Exercise prompt
Search the data for the word "color" and copy every line that contains it.

──────── Provided data ────────

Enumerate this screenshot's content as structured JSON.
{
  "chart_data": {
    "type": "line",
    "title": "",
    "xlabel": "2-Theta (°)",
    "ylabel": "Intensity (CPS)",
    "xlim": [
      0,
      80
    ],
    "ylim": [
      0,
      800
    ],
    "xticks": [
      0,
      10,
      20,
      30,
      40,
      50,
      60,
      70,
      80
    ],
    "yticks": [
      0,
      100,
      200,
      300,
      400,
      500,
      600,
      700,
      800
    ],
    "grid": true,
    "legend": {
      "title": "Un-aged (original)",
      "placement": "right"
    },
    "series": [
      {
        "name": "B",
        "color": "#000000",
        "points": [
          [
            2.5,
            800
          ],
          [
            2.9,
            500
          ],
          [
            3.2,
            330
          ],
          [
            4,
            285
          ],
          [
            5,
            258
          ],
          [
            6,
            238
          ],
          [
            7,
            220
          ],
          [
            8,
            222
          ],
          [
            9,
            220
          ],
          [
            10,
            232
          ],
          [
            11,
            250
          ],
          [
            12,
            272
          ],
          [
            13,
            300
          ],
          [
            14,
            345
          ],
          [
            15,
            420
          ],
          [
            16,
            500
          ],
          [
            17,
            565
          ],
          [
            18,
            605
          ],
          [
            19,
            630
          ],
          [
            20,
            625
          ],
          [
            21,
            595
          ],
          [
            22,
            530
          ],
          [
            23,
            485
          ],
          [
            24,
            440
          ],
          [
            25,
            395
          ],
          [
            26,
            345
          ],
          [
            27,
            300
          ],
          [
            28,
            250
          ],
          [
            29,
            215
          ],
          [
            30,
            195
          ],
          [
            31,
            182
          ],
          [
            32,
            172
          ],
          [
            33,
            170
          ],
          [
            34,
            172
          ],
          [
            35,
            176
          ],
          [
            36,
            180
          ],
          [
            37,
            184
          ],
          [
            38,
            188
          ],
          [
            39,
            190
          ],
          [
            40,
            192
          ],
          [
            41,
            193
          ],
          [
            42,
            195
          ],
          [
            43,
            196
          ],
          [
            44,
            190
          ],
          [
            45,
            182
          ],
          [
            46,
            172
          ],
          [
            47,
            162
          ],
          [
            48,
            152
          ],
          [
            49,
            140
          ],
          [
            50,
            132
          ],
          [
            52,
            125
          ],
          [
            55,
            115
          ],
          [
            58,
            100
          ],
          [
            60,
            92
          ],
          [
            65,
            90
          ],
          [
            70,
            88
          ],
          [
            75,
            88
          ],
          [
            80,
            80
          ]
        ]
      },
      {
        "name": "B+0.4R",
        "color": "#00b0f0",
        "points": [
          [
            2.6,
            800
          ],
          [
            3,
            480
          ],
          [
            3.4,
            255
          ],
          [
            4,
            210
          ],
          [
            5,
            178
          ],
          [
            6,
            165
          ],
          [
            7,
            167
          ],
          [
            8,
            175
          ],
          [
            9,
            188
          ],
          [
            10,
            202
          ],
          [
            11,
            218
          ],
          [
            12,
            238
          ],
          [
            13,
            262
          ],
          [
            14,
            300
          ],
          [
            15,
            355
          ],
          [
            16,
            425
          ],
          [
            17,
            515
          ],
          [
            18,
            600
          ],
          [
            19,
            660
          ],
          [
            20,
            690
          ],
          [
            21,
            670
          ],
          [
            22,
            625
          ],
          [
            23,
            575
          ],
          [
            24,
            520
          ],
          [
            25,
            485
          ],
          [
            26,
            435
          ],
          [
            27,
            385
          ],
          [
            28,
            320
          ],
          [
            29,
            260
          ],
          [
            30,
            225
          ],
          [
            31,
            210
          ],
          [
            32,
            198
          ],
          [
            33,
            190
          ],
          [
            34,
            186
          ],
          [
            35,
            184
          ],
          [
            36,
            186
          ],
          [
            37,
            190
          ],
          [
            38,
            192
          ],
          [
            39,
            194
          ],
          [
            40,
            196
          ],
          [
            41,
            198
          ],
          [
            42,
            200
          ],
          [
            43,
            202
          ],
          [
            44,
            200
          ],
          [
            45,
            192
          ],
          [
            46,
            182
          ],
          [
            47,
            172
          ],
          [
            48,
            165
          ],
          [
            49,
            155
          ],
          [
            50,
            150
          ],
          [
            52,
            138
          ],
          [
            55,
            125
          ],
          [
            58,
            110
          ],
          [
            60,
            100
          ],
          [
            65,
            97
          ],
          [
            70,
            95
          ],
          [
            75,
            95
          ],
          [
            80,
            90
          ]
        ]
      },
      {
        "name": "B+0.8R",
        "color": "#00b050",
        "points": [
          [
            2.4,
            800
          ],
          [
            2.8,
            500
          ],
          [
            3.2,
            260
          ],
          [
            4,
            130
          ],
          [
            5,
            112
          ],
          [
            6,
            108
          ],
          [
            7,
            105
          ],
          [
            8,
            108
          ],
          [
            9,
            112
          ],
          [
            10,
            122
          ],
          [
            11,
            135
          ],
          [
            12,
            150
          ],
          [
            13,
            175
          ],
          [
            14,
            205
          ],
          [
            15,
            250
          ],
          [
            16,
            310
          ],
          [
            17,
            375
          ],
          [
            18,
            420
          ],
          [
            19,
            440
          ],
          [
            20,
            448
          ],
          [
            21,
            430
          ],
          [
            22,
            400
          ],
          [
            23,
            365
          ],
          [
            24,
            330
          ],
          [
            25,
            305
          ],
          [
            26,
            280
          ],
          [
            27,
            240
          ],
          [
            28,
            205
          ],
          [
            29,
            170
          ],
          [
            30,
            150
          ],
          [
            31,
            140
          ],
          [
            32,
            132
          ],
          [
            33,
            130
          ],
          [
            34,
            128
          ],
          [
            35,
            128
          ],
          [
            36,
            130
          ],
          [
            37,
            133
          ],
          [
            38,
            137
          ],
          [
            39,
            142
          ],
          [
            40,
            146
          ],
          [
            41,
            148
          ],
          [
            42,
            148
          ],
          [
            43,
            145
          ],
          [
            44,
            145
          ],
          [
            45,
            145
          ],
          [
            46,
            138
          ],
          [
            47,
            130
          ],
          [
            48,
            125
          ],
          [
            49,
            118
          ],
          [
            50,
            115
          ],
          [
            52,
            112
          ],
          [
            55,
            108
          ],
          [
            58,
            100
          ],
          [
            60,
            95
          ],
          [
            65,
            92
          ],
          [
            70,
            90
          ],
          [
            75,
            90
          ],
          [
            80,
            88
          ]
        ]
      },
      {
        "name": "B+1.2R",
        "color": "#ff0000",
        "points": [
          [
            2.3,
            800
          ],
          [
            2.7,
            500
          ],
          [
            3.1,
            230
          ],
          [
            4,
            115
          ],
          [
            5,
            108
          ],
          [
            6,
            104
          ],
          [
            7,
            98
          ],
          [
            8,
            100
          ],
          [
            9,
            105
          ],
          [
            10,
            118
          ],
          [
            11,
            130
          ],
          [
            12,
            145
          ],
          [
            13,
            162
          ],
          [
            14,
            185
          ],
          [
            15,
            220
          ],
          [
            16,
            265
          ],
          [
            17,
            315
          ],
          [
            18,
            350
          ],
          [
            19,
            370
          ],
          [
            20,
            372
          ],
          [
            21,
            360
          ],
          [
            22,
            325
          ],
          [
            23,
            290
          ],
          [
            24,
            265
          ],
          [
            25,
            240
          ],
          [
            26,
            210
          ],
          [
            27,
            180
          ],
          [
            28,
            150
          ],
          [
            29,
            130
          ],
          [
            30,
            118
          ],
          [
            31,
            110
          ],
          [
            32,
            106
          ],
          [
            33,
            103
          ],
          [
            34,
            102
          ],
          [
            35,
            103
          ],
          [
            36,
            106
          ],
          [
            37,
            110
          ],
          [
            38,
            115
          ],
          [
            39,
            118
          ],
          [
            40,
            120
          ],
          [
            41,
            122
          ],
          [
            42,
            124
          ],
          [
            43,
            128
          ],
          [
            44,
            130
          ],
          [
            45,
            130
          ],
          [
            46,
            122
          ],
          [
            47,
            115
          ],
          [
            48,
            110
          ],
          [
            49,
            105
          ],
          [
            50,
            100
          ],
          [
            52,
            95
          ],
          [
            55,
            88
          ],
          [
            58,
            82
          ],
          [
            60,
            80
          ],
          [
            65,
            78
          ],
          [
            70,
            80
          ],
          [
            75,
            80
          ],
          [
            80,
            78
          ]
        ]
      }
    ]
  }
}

────────

Complete answer
        "color": "#000000",
        "color": "#00b0f0",
        "color": "#00b050",
        "color": "#ff0000",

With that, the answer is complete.